▸ **EXTRAIT SOURCE**

Enfin, il convient de souligner la portée sociale et historique de The Zone of Interest. Le film nous rappelle la nécessité de se confronter à l’histoire et d’en tirer des leçons pour éviter que de tels événements ne se reproduisent. Jonathan Glazer parvient à évoquer la culpabilité collective et la complicité silencieuse qui ont permis à l’Holocauste de se produire, tout en mettant en lumière les individus pris au piège dans un système meurtrier.

(Enregistrements de données)
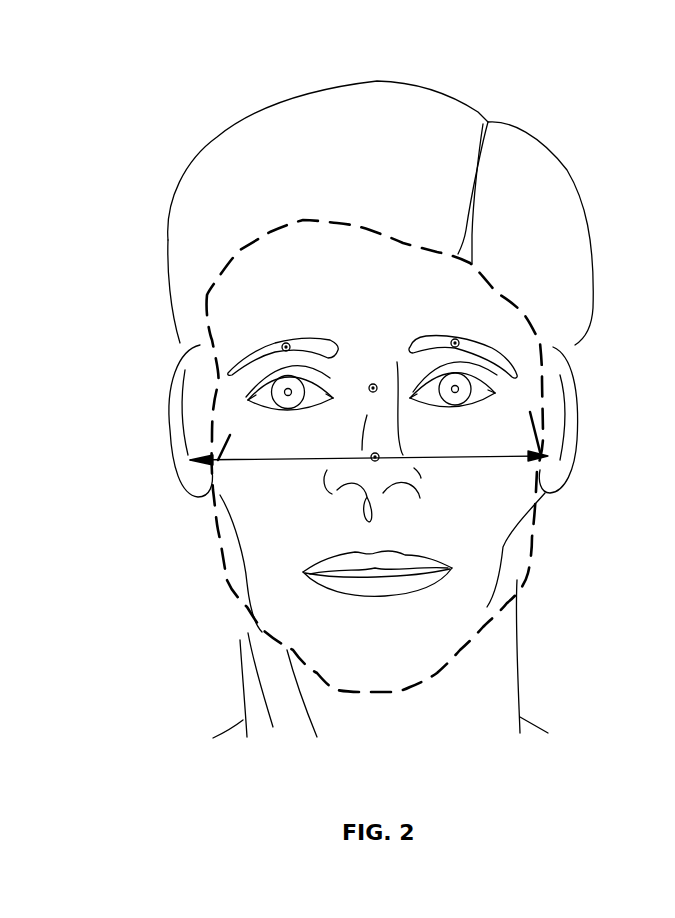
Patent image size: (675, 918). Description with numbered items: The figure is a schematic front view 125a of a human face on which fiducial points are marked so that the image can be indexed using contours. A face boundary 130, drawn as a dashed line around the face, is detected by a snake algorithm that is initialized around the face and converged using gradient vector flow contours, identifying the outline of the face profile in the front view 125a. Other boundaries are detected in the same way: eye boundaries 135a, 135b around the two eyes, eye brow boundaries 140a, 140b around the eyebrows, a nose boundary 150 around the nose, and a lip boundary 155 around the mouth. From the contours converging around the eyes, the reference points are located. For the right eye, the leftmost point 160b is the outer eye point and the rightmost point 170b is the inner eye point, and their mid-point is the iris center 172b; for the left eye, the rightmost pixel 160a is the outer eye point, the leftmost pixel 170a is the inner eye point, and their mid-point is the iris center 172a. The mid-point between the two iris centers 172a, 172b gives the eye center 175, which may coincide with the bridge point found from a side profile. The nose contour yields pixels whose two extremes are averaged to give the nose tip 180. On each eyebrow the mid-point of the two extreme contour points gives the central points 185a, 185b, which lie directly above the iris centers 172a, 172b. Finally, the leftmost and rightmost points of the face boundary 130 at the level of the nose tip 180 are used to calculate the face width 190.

The front view 125a is at (203, 113).
The face boundary 130 is at (533, 547).
The eye boundary 135a is at (497, 382).
The eye boundary 135b is at (258, 381).
The eye brow boundary 140a is at (493, 350).
The eye brow boundary 140b is at (252, 358).
The nose boundary 150 is at (341, 489).
The lip boundary 155 is at (422, 583).
The outer eye point 160a is at (458, 390).
The outer eye point 160b is at (285, 393).
The inner eye point 170a is at (411, 399).
The inner eye point 170b is at (332, 399).
The iris center 172a is at (495, 395).
The iris center 172b is at (248, 400).
The eye center 175 is at (370, 391).
The nose tip 180 is at (379, 459).
The central point 185a is at (459, 345).
The central point 185b is at (282, 344).
The face width 190 is at (278, 458).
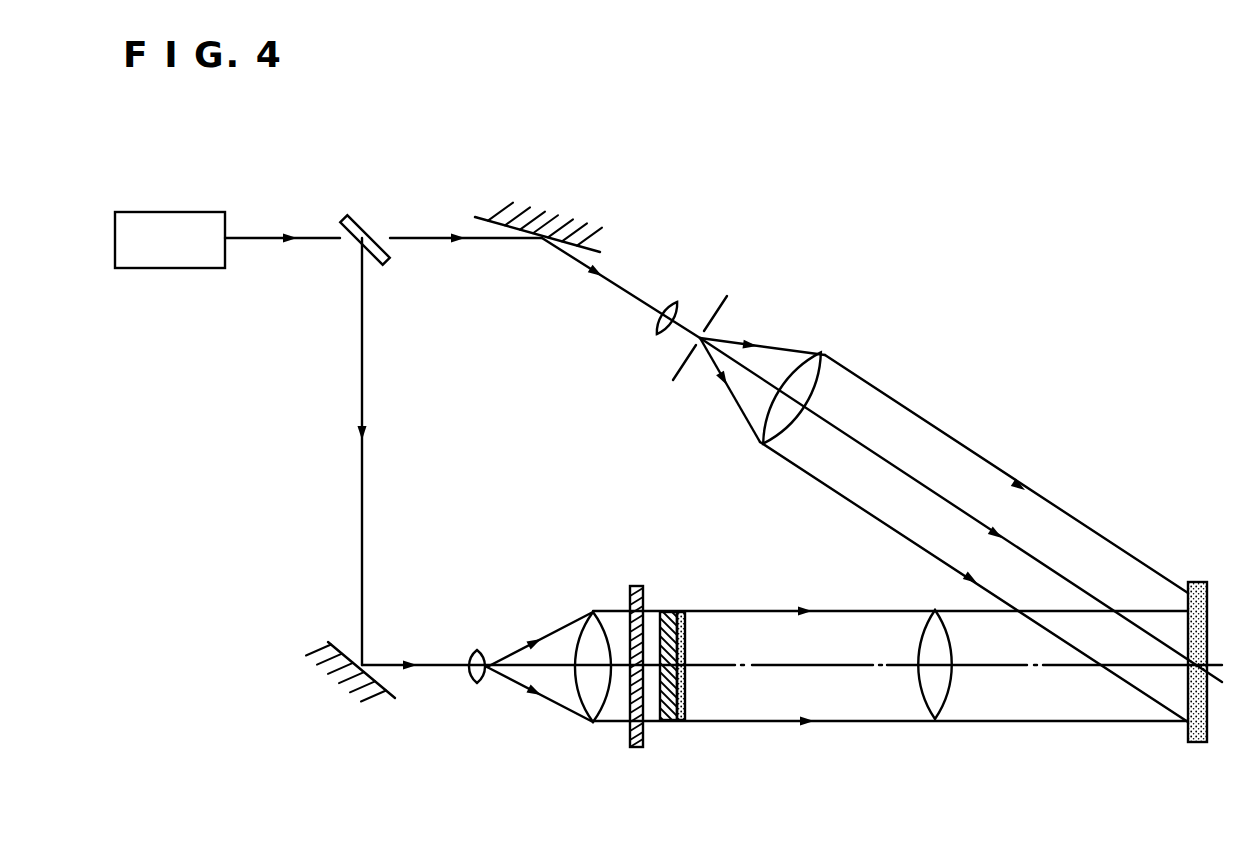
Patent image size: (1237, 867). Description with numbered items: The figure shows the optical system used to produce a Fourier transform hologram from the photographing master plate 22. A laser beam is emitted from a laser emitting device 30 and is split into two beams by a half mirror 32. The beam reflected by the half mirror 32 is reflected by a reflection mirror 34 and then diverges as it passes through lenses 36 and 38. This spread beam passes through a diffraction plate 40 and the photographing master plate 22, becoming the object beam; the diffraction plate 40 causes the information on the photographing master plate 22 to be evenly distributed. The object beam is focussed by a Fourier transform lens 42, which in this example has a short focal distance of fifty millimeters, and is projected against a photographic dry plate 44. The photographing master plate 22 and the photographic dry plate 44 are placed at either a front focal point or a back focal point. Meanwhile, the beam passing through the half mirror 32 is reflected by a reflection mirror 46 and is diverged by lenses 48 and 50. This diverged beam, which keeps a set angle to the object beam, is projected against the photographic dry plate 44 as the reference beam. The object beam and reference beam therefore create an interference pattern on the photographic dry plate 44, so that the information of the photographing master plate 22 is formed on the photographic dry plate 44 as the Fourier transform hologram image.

The laser emitting device 30 is at (192, 268).
The half mirror 32 is at (348, 222).
The reflection mirror 34 is at (332, 677).
The lens 36 is at (474, 683).
The lens 38 is at (593, 706).
The diffraction plate 40 is at (638, 748).
The photographing master plate 22 is at (668, 716).
The Fourier transform lens 42 is at (930, 720).
The photographic dry plate 44 is at (1196, 742).
The reflection mirror 46 is at (576, 225).
The lens 48 is at (668, 316).
The lens 50 is at (815, 370).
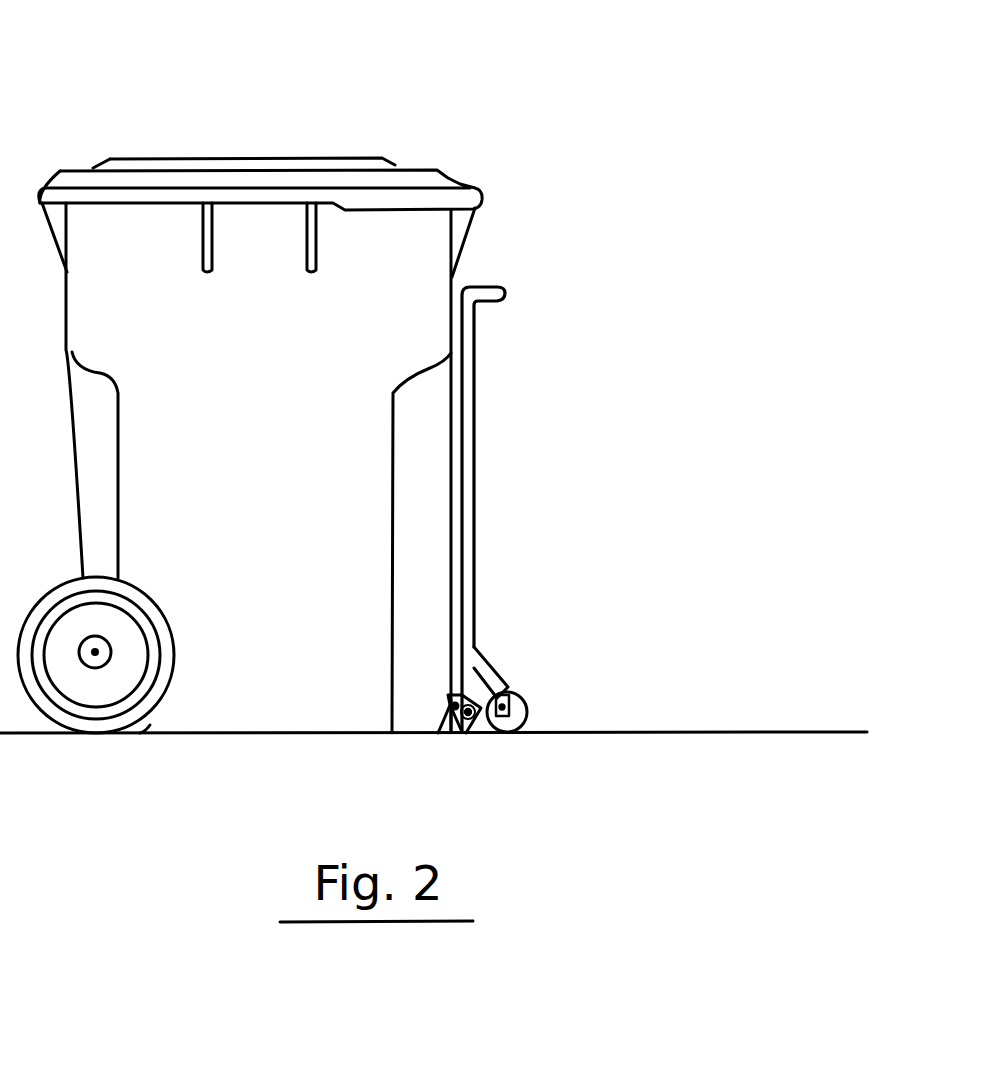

▸ **TÂCHE COURTE 1**
Résumez en deux phrases l'extrait sur le film The Zone of Interest.
▸ **TÂCHE COURTE 2**
Poursuivez l'extrait sur le film The Zone of Interest après sa dernière phrase.
Les données n'interviennent pas dans ce travail.

▸ **RÉPONSE ATTENDUE 1**
L'extrait souligne la portée sociale et historique de The Zone of Interest, un film qui rappelle la nécessité de se confronter à l'histoire et d'en tirer des leçons pour éviter que de tels événements ne se reproduisent. Jonathan Glazer y évoque la culpabilité collective et la complicité silencieuse qui ont permis à l'Holocauste de se produire, tout en mettant en lumière les individus pris au piège dans un système meurtrier.

▸ **RÉPONSE ATTENDUE 2**
Le producteur James Wilson, l’actrice Sandra Huller, le réalisateur Jonathan Glazer, l’acteur Christian Friedel et la productrice Ewa Puszczynska, lors de la montée des marches pour le première du film
The Zone of Interest est un film d’une intensité et d’une puissance exceptionnelles, qui aurait sans aucun doute mérité d’être récompensé de la Palme d’Or au 76ème festival de Cannes. Malheureusement, le jury présidé par Ruben Östlund a pris une décision différente, laissant place à une incompréhension générale parmi les spectateurs et les critiques, et n’a décerné à ce très beau film que le Grand Prix. Lors de la conférence de presse des membres du jury qui a suivi la cérémonie de clôture, une question récurrente a été soulevée, mais n’a malheureusement pas trouvé de réponse : Pourquoi The Zone of Interest n’a-t-il pas été couronné de la prestigieuse Palme d’Or ?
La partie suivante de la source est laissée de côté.